Input data

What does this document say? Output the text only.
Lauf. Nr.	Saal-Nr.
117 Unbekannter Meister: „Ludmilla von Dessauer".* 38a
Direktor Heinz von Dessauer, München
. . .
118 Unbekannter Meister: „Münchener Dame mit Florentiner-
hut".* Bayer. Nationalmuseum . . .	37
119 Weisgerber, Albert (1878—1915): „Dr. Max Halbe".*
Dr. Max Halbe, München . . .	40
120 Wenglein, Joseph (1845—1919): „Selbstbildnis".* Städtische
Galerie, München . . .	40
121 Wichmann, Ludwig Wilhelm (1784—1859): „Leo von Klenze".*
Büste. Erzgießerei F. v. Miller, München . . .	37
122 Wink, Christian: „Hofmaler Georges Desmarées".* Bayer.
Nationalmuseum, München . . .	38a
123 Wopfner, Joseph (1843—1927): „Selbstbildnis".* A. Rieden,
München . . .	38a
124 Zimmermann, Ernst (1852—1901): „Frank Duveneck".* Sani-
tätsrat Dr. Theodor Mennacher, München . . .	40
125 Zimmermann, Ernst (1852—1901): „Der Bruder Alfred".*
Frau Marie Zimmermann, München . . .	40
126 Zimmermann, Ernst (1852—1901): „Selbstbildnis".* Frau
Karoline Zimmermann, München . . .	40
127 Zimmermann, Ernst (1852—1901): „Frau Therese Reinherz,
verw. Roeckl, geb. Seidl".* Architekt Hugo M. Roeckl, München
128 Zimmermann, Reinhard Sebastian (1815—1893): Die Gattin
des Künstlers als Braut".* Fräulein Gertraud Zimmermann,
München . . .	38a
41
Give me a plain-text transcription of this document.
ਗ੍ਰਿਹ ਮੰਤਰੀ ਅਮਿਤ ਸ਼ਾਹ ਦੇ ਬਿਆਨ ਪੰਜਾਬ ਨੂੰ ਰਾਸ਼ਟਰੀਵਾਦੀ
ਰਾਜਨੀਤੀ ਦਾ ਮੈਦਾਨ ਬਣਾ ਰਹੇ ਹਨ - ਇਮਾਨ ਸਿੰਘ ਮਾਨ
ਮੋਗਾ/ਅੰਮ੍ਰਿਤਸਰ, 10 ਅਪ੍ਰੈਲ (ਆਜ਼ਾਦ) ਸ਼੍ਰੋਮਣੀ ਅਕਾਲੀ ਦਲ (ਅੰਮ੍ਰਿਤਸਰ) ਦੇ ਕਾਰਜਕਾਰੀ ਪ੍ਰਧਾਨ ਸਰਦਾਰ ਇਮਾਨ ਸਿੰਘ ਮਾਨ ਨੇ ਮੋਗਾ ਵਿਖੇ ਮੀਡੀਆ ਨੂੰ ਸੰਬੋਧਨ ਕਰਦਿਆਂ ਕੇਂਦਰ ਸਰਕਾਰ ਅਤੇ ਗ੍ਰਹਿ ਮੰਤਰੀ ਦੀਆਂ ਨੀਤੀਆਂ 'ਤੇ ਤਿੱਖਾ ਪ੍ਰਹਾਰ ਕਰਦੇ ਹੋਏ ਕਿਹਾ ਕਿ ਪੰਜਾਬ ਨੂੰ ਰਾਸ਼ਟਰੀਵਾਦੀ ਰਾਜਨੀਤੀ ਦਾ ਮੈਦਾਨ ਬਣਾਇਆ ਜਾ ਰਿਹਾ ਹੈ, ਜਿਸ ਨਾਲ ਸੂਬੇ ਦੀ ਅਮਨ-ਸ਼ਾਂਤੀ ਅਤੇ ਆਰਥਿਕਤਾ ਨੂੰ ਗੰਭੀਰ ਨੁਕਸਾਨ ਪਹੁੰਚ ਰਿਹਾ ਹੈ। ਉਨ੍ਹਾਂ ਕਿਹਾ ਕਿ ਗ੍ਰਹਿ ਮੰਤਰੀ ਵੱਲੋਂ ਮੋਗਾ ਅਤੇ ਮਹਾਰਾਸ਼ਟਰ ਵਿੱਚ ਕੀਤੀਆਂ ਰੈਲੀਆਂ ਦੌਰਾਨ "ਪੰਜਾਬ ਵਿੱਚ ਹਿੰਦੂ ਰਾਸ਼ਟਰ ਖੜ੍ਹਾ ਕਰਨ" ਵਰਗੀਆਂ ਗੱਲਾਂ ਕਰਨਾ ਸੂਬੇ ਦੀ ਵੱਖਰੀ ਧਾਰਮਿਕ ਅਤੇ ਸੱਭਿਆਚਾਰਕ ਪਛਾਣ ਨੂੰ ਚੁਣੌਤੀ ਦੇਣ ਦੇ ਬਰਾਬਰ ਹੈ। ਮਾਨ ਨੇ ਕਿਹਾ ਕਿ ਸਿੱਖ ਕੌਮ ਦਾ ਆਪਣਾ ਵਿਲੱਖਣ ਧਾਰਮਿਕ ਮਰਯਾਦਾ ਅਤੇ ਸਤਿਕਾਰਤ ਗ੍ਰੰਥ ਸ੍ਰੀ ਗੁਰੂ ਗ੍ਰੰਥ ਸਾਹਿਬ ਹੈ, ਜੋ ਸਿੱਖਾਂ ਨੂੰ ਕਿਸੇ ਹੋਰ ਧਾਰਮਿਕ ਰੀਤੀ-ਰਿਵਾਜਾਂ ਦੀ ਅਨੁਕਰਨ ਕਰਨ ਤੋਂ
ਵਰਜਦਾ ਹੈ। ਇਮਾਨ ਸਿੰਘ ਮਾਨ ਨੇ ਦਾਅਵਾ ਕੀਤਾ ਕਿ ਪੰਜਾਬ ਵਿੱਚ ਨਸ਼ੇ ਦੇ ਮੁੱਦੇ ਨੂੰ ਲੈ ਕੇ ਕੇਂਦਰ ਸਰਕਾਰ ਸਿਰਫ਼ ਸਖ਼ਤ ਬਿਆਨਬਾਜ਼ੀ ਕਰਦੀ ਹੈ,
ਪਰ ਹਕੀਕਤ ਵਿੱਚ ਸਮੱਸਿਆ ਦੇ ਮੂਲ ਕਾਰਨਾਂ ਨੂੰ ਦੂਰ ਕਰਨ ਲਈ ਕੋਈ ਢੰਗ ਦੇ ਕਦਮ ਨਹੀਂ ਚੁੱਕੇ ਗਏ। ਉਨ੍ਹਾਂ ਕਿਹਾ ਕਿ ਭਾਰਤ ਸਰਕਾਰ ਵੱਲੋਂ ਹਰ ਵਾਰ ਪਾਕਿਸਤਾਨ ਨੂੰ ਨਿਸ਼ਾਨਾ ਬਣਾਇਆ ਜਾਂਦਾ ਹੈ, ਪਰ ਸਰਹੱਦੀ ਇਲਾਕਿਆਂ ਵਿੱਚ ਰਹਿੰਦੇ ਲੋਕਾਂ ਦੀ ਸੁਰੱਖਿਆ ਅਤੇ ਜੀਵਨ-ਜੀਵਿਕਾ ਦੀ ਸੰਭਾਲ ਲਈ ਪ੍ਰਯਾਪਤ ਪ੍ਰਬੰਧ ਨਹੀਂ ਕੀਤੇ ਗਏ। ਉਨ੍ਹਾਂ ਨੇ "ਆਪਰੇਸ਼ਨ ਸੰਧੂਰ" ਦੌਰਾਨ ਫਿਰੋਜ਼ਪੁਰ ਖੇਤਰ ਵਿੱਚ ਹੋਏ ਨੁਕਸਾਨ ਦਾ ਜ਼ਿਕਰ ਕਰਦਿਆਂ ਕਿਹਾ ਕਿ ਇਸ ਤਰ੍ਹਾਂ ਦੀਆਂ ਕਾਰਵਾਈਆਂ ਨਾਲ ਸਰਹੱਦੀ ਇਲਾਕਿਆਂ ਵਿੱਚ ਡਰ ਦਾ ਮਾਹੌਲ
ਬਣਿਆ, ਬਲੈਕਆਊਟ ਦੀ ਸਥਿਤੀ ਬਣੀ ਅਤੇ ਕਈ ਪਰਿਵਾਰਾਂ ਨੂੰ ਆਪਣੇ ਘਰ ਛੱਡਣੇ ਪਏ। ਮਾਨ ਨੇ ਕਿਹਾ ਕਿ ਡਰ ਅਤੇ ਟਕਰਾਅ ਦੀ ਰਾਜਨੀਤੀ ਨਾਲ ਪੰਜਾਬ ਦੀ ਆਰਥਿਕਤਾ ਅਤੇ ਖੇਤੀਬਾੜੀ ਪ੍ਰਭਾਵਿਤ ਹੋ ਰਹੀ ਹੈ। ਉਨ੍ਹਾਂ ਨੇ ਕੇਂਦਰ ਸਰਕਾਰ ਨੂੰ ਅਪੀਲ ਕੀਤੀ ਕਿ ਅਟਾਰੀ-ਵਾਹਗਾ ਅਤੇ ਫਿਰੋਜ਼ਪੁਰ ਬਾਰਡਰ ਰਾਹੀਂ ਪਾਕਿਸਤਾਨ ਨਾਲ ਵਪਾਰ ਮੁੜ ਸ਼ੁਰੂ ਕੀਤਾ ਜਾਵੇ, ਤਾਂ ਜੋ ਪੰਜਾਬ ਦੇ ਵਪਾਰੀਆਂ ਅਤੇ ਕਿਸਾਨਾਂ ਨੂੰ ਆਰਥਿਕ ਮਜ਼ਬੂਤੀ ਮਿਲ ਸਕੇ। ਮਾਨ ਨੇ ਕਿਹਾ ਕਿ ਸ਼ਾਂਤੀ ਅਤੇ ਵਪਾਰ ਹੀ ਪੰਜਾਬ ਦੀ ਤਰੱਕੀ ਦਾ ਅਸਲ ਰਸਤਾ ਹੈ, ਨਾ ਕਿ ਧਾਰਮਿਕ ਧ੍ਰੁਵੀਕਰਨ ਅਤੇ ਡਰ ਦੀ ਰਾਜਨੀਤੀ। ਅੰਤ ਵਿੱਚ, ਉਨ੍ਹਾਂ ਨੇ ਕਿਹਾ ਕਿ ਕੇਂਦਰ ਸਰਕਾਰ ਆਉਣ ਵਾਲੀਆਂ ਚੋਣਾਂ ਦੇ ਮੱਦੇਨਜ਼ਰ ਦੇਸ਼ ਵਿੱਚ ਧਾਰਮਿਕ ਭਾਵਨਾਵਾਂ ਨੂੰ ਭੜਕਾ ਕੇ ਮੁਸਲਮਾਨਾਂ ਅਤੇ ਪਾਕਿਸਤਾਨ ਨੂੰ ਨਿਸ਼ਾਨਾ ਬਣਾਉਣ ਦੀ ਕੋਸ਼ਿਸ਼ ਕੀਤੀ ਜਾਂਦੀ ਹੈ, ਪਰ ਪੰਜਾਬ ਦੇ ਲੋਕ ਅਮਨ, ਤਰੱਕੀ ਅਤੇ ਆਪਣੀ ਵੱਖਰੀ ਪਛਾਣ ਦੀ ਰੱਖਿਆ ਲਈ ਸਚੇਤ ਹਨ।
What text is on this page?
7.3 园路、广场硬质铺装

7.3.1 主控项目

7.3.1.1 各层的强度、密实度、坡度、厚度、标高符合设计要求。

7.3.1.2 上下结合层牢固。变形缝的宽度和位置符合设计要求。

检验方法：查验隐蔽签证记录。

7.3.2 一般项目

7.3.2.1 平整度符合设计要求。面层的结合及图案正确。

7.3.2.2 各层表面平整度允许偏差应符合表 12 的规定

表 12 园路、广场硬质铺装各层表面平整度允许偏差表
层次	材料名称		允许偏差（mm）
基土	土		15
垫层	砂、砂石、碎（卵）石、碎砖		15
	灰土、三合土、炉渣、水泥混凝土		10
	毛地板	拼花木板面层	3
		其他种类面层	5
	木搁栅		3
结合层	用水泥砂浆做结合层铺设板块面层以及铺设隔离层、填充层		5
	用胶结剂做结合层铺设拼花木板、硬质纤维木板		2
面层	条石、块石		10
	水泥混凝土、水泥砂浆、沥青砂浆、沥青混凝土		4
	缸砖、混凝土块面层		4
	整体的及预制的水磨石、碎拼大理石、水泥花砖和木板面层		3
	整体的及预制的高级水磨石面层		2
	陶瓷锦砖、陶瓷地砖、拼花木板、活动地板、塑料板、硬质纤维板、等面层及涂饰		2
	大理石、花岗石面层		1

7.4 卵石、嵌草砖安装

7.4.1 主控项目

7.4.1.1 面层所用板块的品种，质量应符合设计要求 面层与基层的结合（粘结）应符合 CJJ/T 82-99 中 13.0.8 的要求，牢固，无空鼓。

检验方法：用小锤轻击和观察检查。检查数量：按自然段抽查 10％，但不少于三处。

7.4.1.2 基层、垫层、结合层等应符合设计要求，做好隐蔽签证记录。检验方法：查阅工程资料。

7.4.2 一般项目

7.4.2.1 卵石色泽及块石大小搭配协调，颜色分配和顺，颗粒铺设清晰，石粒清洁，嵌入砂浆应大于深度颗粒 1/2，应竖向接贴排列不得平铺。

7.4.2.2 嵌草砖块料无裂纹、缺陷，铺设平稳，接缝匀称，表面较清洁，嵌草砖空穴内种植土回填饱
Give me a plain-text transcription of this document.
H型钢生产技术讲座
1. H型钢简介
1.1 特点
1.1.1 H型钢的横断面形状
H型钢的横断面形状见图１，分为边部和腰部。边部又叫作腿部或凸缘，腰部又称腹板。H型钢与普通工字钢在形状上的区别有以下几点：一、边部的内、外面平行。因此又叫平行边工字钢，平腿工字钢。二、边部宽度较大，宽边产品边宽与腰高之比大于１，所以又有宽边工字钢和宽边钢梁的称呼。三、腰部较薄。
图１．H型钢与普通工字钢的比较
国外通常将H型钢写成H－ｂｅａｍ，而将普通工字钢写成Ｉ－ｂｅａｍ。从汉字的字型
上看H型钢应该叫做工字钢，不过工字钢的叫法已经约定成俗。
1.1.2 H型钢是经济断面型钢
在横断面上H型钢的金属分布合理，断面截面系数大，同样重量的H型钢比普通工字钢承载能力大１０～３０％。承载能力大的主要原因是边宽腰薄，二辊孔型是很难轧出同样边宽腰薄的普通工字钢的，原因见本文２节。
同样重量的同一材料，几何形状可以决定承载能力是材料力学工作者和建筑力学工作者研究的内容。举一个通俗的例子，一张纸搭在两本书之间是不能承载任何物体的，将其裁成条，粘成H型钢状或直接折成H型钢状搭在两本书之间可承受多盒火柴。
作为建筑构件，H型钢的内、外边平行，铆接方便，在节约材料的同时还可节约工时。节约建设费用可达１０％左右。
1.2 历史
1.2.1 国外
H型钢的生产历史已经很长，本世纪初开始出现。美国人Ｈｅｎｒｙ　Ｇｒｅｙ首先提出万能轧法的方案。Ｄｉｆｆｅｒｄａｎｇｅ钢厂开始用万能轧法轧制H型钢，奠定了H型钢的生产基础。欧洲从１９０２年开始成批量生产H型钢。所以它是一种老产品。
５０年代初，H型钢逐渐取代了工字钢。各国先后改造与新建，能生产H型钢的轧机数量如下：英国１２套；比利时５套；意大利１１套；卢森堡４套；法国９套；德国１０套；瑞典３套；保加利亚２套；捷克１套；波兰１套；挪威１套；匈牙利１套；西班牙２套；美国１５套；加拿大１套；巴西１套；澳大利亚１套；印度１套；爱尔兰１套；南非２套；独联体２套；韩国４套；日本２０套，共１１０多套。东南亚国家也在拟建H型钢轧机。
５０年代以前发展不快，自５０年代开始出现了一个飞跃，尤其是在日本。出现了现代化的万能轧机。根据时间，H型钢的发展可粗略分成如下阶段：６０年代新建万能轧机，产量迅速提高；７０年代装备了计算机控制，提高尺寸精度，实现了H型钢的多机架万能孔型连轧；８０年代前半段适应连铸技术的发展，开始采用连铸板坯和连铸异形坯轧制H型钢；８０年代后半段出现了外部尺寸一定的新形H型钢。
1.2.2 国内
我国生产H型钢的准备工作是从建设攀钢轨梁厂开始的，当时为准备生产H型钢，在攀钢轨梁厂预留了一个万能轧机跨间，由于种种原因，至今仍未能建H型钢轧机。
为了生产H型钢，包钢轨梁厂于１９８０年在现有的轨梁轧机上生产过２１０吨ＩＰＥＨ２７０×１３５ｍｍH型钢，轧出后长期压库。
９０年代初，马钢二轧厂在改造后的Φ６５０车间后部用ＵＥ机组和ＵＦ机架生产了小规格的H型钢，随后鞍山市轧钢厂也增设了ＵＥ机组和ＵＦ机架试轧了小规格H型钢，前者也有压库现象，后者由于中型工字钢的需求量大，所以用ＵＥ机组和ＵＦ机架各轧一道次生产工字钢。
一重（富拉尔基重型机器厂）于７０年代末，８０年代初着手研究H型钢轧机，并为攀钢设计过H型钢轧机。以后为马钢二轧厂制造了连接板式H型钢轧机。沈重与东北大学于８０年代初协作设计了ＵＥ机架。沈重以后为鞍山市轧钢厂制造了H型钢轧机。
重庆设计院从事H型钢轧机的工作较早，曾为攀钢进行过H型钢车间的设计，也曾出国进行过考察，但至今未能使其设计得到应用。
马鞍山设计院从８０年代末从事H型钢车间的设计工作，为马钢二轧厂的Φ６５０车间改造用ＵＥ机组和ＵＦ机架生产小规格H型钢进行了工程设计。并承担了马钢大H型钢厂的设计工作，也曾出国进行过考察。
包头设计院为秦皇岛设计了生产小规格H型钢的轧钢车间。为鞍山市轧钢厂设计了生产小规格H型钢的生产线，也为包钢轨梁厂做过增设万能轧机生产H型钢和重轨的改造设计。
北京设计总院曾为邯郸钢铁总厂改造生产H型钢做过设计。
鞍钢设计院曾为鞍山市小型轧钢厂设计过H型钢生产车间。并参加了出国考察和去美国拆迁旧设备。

Written problem
Collect every line above that contains the word "检验方法".

Problem solution
检验方法：查验隐蔽签证记录。
检验方法：用小锤轻击和观察检查。检查数量：按自然段抽查 10％，但不少于三处。
7.4.1.2 基层、垫层、结合层等应符合设计要求，做好隐蔽签证记录。检验方法：查阅工程资料。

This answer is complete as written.